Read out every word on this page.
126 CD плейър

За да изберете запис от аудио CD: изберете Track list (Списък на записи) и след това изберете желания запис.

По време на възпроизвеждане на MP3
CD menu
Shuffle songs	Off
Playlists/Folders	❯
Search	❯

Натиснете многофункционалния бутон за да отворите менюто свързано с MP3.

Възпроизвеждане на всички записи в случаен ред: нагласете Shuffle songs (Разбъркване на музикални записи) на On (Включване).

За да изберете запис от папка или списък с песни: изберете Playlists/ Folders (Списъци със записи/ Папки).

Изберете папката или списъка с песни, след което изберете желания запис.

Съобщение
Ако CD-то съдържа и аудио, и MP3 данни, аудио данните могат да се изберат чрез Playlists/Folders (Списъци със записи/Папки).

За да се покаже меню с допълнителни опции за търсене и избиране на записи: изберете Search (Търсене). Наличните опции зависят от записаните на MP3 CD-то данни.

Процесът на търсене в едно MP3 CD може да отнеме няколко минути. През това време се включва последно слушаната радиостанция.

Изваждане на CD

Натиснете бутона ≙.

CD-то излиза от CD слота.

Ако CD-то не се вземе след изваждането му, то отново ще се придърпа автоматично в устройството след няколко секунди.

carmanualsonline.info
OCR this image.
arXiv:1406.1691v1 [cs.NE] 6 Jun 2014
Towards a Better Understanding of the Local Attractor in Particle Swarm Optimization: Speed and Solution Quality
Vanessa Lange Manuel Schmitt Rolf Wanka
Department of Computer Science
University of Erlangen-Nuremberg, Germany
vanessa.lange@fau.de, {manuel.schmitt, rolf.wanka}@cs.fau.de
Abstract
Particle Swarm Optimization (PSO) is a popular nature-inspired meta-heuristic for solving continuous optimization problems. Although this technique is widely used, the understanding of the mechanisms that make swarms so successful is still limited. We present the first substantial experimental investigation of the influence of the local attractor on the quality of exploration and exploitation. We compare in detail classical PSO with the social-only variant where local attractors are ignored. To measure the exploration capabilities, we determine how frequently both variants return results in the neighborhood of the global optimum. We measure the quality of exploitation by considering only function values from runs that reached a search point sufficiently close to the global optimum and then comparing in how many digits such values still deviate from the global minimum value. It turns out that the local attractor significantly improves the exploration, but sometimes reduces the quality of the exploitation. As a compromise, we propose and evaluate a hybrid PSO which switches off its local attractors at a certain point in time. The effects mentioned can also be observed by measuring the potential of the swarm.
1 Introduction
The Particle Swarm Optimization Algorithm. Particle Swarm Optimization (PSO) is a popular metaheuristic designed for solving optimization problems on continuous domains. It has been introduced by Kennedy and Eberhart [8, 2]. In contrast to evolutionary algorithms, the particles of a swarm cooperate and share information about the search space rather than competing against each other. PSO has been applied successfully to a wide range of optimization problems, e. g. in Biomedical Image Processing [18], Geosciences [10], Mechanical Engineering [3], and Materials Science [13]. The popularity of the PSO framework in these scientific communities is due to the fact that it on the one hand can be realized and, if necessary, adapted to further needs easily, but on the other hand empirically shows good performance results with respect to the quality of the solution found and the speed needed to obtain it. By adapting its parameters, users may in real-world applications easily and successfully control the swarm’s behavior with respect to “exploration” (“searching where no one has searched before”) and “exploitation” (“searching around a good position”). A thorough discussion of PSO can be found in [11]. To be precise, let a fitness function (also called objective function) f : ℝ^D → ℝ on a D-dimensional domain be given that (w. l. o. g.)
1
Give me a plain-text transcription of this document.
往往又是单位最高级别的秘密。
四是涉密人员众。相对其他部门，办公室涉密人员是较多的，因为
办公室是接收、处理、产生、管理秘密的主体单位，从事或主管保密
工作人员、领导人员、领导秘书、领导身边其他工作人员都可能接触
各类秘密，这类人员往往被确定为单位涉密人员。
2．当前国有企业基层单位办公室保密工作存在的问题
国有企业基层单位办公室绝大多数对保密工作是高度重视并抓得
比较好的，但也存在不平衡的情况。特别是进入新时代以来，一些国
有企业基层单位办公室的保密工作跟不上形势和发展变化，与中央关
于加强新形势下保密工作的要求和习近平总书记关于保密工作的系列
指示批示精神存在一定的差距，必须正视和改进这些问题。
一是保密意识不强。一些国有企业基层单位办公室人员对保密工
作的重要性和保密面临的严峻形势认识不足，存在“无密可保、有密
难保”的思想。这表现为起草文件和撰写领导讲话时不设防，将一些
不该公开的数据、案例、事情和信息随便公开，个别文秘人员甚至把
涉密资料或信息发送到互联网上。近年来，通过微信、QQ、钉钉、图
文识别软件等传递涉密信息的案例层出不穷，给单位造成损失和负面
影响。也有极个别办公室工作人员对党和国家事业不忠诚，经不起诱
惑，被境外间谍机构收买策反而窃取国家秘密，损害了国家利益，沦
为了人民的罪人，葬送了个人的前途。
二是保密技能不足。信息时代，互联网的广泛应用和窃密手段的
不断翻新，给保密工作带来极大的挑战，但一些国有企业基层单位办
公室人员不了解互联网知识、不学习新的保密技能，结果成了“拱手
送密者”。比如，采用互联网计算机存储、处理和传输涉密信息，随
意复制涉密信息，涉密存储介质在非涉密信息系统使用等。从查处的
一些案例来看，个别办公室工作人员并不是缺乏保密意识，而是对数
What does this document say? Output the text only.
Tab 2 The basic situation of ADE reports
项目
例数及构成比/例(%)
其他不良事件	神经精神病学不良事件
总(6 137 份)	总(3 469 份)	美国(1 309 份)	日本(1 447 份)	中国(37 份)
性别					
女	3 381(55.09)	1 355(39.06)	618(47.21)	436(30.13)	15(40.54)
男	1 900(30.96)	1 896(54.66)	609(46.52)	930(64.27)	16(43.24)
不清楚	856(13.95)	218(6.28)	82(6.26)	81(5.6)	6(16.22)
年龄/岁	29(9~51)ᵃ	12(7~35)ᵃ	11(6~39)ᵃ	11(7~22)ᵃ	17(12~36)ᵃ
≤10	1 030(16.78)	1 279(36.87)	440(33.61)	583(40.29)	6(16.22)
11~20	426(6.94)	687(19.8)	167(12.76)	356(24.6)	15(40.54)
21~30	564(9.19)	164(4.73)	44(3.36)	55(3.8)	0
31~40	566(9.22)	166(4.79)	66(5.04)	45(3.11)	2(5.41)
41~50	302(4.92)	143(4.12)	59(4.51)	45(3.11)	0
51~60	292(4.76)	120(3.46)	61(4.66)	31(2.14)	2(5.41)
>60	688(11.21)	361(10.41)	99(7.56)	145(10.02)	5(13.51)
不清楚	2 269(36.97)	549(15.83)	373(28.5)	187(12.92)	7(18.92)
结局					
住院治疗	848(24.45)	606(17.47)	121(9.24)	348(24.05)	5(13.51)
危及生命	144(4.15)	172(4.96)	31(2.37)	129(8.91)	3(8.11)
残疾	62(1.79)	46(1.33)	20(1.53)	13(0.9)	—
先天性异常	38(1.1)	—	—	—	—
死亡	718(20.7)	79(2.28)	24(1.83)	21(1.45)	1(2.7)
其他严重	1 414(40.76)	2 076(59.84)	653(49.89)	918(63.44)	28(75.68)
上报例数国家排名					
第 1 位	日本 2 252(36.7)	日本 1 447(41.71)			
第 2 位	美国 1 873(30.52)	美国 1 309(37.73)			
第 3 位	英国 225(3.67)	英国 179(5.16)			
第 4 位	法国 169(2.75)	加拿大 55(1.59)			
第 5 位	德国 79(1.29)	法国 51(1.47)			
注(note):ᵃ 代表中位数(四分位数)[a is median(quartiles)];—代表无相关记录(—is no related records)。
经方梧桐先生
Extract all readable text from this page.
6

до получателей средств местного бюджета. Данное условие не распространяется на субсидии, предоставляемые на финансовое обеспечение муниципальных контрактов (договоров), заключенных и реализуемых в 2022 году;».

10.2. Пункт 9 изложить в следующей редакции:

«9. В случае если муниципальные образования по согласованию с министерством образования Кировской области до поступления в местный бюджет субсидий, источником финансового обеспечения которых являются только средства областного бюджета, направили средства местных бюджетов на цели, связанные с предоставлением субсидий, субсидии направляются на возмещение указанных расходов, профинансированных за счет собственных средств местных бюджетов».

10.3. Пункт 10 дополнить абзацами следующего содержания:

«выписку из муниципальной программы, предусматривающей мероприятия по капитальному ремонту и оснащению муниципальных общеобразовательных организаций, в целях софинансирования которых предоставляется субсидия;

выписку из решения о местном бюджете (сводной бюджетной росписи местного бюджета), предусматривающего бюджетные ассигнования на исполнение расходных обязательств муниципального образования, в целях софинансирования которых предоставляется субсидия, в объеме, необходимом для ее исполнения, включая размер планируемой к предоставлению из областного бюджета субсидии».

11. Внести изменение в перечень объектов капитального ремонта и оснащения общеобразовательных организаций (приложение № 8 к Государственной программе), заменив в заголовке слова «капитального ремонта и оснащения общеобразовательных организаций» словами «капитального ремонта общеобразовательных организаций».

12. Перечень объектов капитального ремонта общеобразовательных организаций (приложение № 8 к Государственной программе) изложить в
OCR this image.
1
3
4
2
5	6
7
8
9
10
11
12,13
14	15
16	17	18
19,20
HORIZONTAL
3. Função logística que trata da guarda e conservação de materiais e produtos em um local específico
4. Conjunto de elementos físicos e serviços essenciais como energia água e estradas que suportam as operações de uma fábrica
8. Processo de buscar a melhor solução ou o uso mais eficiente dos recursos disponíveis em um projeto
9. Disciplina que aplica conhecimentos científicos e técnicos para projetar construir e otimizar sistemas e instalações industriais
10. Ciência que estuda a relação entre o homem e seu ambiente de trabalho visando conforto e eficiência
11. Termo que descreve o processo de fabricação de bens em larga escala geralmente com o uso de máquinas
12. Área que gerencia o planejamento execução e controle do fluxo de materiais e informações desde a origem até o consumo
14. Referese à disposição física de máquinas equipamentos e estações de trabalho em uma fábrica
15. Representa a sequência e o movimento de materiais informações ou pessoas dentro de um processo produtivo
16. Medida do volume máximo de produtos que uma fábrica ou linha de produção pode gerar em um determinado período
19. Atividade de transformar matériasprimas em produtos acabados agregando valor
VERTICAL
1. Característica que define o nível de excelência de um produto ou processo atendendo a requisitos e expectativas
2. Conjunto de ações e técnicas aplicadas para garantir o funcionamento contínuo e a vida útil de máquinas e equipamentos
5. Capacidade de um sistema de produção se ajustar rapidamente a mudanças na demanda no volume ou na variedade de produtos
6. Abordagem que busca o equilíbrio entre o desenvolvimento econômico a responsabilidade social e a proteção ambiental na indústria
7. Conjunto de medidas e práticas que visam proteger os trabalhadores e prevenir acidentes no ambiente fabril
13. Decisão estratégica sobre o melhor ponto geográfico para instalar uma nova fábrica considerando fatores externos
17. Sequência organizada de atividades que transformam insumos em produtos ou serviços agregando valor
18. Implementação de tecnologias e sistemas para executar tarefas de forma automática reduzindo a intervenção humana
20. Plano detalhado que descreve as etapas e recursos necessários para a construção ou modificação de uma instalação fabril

★ ★ ★ ★ ★ ★ ★

THE EXERCISE:
Using the records above, pull out each line where the word "аудио" occurs.

TASK RESPONSE:
За да изберете запис от аудио CD: изберете Track list (Списък на записи) и след това изберете желания запис.
Ако CD-то съдържа и аудио, и MP3 данни, аудио данните могат да се изберат чрез Playlists/Folders (Списъци със записи/Папки).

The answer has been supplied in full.